— start of EXERCISE DATA —

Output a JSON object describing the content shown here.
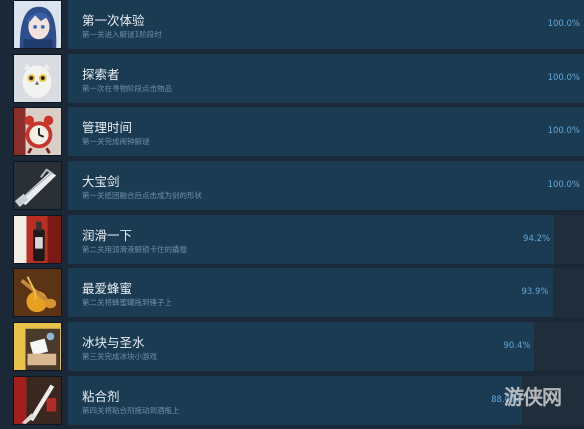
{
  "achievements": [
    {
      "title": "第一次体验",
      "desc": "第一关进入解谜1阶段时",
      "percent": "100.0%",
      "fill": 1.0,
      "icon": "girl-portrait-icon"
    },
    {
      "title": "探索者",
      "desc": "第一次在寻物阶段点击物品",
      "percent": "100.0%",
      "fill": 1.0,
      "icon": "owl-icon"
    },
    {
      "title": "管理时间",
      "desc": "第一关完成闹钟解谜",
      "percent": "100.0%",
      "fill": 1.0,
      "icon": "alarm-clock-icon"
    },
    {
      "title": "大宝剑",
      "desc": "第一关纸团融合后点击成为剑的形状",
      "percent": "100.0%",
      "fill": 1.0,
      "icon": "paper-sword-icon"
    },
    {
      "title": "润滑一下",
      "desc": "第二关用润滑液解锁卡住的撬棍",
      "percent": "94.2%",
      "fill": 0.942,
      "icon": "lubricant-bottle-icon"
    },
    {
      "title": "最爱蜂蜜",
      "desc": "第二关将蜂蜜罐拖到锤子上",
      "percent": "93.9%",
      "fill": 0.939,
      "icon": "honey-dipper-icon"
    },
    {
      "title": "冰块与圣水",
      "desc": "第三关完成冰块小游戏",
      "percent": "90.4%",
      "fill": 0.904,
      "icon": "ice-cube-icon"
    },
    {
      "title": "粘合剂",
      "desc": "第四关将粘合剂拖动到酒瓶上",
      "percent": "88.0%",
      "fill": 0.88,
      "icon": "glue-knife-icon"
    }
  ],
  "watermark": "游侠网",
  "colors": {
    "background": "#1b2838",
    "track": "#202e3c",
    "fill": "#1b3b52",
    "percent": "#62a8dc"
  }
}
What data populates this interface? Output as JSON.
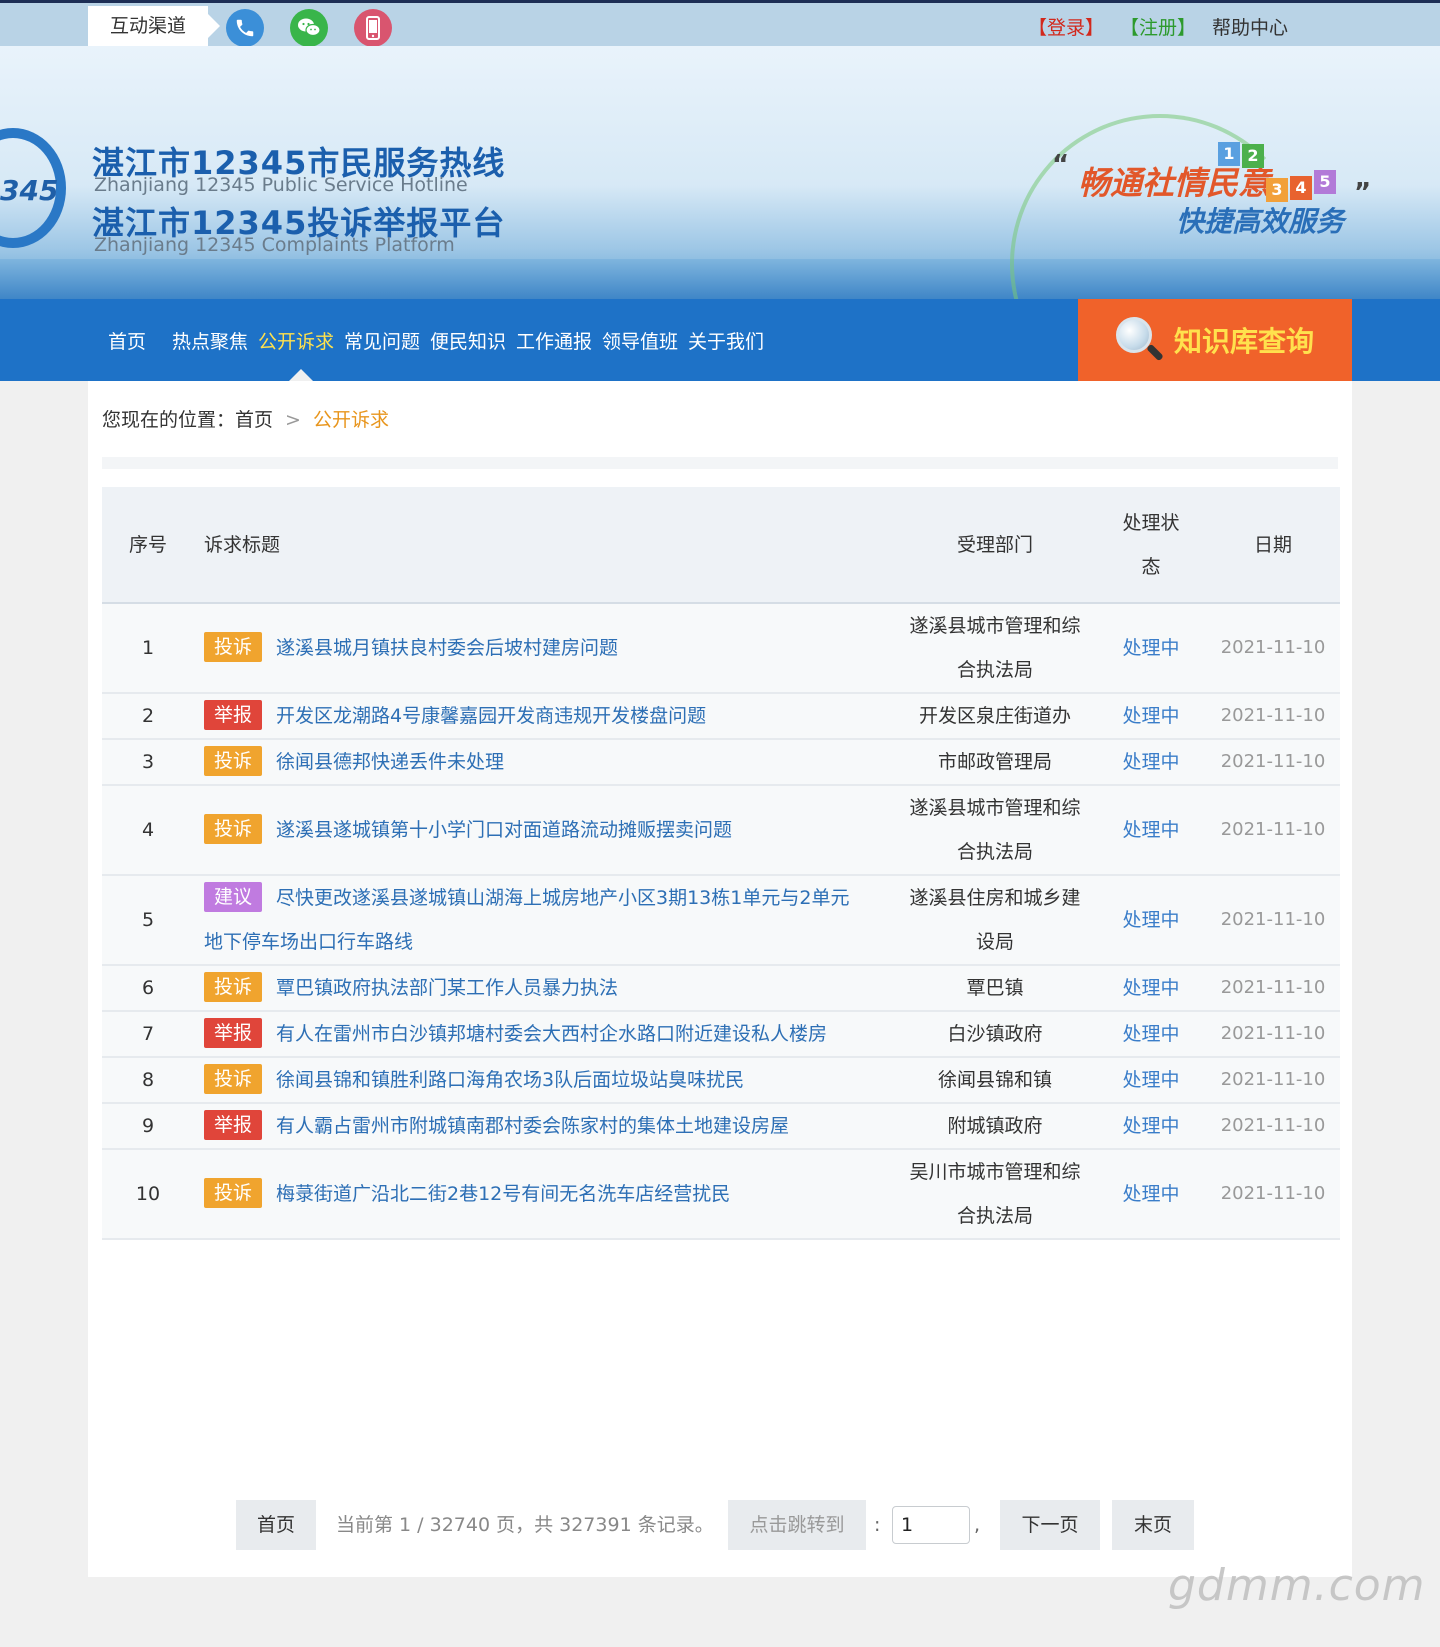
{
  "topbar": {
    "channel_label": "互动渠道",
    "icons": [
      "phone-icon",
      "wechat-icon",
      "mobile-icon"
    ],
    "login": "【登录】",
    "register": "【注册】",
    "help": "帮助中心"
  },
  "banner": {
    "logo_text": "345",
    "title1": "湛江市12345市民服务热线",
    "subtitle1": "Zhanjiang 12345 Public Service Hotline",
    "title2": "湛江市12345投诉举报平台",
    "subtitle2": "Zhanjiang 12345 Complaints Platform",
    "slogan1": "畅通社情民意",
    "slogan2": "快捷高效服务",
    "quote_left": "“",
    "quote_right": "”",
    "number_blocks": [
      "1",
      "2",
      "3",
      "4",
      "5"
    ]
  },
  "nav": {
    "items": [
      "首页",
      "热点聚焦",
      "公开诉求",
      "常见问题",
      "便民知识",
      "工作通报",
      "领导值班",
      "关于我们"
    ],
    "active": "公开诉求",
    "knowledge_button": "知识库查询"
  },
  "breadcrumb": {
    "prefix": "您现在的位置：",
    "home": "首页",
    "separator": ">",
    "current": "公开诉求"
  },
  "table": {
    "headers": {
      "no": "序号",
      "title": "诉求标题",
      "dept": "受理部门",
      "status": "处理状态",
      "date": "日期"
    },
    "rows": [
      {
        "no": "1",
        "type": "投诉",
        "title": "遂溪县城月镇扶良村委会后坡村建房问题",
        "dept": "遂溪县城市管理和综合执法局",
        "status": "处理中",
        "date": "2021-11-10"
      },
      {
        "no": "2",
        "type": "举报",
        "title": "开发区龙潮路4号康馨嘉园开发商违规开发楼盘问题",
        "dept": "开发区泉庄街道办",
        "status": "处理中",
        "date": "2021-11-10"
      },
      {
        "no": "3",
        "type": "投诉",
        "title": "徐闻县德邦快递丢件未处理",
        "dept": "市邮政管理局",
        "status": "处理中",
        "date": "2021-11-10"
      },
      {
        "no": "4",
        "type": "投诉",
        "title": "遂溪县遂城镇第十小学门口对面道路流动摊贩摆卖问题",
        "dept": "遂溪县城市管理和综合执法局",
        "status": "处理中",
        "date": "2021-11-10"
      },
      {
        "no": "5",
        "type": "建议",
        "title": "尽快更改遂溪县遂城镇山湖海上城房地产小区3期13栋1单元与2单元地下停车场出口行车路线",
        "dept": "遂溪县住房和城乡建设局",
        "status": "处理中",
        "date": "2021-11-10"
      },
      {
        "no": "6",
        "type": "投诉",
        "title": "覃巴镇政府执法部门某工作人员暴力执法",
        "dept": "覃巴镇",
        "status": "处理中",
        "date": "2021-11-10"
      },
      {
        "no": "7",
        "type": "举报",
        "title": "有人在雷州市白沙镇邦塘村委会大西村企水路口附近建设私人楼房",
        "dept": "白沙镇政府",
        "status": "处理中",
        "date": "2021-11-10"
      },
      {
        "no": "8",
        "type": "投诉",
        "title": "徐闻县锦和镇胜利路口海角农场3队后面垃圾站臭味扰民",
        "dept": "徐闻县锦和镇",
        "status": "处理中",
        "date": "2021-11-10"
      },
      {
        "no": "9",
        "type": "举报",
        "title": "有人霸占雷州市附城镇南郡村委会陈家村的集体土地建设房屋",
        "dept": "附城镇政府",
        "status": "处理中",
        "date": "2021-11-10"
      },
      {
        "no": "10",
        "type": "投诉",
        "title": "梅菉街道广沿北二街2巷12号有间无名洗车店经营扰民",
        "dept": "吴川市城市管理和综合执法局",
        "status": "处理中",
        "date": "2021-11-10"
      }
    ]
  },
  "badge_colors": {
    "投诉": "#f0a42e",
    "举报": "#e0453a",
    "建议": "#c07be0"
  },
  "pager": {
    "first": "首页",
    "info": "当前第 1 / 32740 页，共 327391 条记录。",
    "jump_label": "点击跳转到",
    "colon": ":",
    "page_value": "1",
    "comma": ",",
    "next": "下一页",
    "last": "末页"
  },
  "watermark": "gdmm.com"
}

— end of EXERCISE DATA —

### EXERCISE
Set down the complete material exactly, but do not include the images.

### TASK RESPONSE
Output a JSON object describing the content shown here.
{
  "achievements": [
    {
      "title": "第一次体验",
      "desc": "第一关进入解谜1阶段时",
      "percent": "100.0%",
      "fill": 1.0,
      "icon": "girl-portrait-icon"
    },
    {
      "title": "探索者",
      "desc": "第一次在寻物阶段点击物品",
      "percent": "100.0%",
      "fill": 1.0,
      "icon": "owl-icon"
    },
    {
      "title": "管理时间",
      "desc": "第一关完成闹钟解谜",
      "percent": "100.0%",
      "fill": 1.0,
      "icon": "alarm-clock-icon"
    },
    {
      "title": "大宝剑",
      "desc": "第一关纸团融合后点击成为剑的形状",
      "percent": "100.0%",
      "fill": 1.0,
      "icon": "paper-sword-icon"
    },
    {
      "title": "润滑一下",
      "desc": "第二关用润滑液解锁卡住的撬棍",
      "percent": "94.2%",
      "fill": 0.942,
      "icon": "lubricant-bottle-icon"
    },
    {
      "title": "最爱蜂蜜",
      "desc": "第二关将蜂蜜罐拖到锤子上",
      "percent": "93.9%",
      "fill": 0.939,
      "icon": "honey-dipper-icon"
    },
    {
      "title": "冰块与圣水",
      "desc": "第三关完成冰块小游戏",
      "percent": "90.4%",
      "fill": 0.904,
      "icon": "ice-cube-icon"
    },
    {
      "title": "粘合剂",
      "desc": "第四关将粘合剂拖动到酒瓶上",
      "percent": "88.0%",
      "fill": 0.88,
      "icon": "glue-knife-icon"
    }
  ],
  "watermark": "游侠网",
  "colors": {
    "background": "#1b2838",
    "track": "#202e3c",
    "fill": "#1b3b52",
    "percent": "#62a8dc"
  }
}
What data populates this interface? Output as JSON.
{
  "topbar": {
    "channel_label": "互动渠道",
    "icons": [
      "phone-icon",
      "wechat-icon",
      "mobile-icon"
    ],
    "login": "【登录】",
    "register": "【注册】",
    "help": "帮助中心"
  },
  "banner": {
    "logo_text": "345",
    "title1": "湛江市12345市民服务热线",
    "subtitle1": "Zhanjiang 12345 Public Service Hotline",
    "title2": "湛江市12345投诉举报平台",
    "subtitle2": "Zhanjiang 12345 Complaints Platform",
    "slogan1": "畅通社情民意",
    "slogan2": "快捷高效服务",
    "quote_left": "“",
    "quote_right": "”",
    "number_blocks": [
      "1",
      "2",
      "3",
      "4",
      "5"
    ]
  },
  "nav": {
    "items": [
      "首页",
      "热点聚焦",
      "公开诉求",
      "常见问题",
      "便民知识",
      "工作通报",
      "领导值班",
      "关于我们"
    ],
    "active": "公开诉求",
    "knowledge_button": "知识库查询"
  },
  "breadcrumb": {
    "prefix": "您现在的位置：",
    "home": "首页",
    "separator": ">",
    "current": "公开诉求"
  },
  "table": {
    "headers": {
      "no": "序号",
      "title": "诉求标题",
      "dept": "受理部门",
      "status": "处理状态",
      "date": "日期"
    },
    "rows": [
      {
        "no": "1",
        "type": "投诉",
        "title": "遂溪县城月镇扶良村委会后坡村建房问题",
        "dept": "遂溪县城市管理和综合执法局",
        "status": "处理中",
        "date": "2021-11-10"
      },
      {
        "no": "2",
        "type": "举报",
        "title": "开发区龙潮路4号康馨嘉园开发商违规开发楼盘问题",
        "dept": "开发区泉庄街道办",
        "status": "处理中",
        "date": "2021-11-10"
      },
      {
        "no": "3",
        "type": "投诉",
        "title": "徐闻县德邦快递丢件未处理",
        "dept": "市邮政管理局",
        "status": "处理中",
        "date": "2021-11-10"
      },
      {
        "no": "4",
        "type": "投诉",
        "title": "遂溪县遂城镇第十小学门口对面道路流动摊贩摆卖问题",
        "dept": "遂溪县城市管理和综合执法局",
        "status": "处理中",
        "date": "2021-11-10"
      },
      {
        "no": "5",
        "type": "建议",
        "title": "尽快更改遂溪县遂城镇山湖海上城房地产小区3期13栋1单元与2单元地下停车场出口行车路线",
        "dept": "遂溪县住房和城乡建设局",
        "status": "处理中",
        "date": "2021-11-10"
      },
      {
        "no": "6",
        "type": "投诉",
        "title": "覃巴镇政府执法部门某工作人员暴力执法",
        "dept": "覃巴镇",
        "status": "处理中",
        "date": "2021-11-10"
      },
      {
        "no": "7",
        "type": "举报",
        "title": "有人在雷州市白沙镇邦塘村委会大西村企水路口附近建设私人楼房",
        "dept": "白沙镇政府",
        "status": "处理中",
        "date": "2021-11-10"
      },
      {
        "no": "8",
        "type": "投诉",
        "title": "徐闻县锦和镇胜利路口海角农场3队后面垃圾站臭味扰民",
        "dept": "徐闻县锦和镇",
        "status": "处理中",
        "date": "2021-11-10"
      },
      {
        "no": "9",
        "type": "举报",
        "title": "有人霸占雷州市附城镇南郡村委会陈家村的集体土地建设房屋",
        "dept": "附城镇政府",
        "status": "处理中",
        "date": "2021-11-10"
      },
      {
        "no": "10",
        "type": "投诉",
        "title": "梅菉街道广沿北二街2巷12号有间无名洗车店经营扰民",
        "dept": "吴川市城市管理和综合执法局",
        "status": "处理中",
        "date": "2021-11-10"
      }
    ]
  },
  "badge_colors": {
    "投诉": "#f0a42e",
    "举报": "#e0453a",
    "建议": "#c07be0"
  },
  "pager": {
    "first": "首页",
    "info": "当前第 1 / 32740 页，共 327391 条记录。",
    "jump_label": "点击跳转到",
    "colon": ":",
    "page_value": "1",
    "comma": ",",
    "next": "下一页",
    "last": "末页"
  },
  "watermark": "gdmm.com"
}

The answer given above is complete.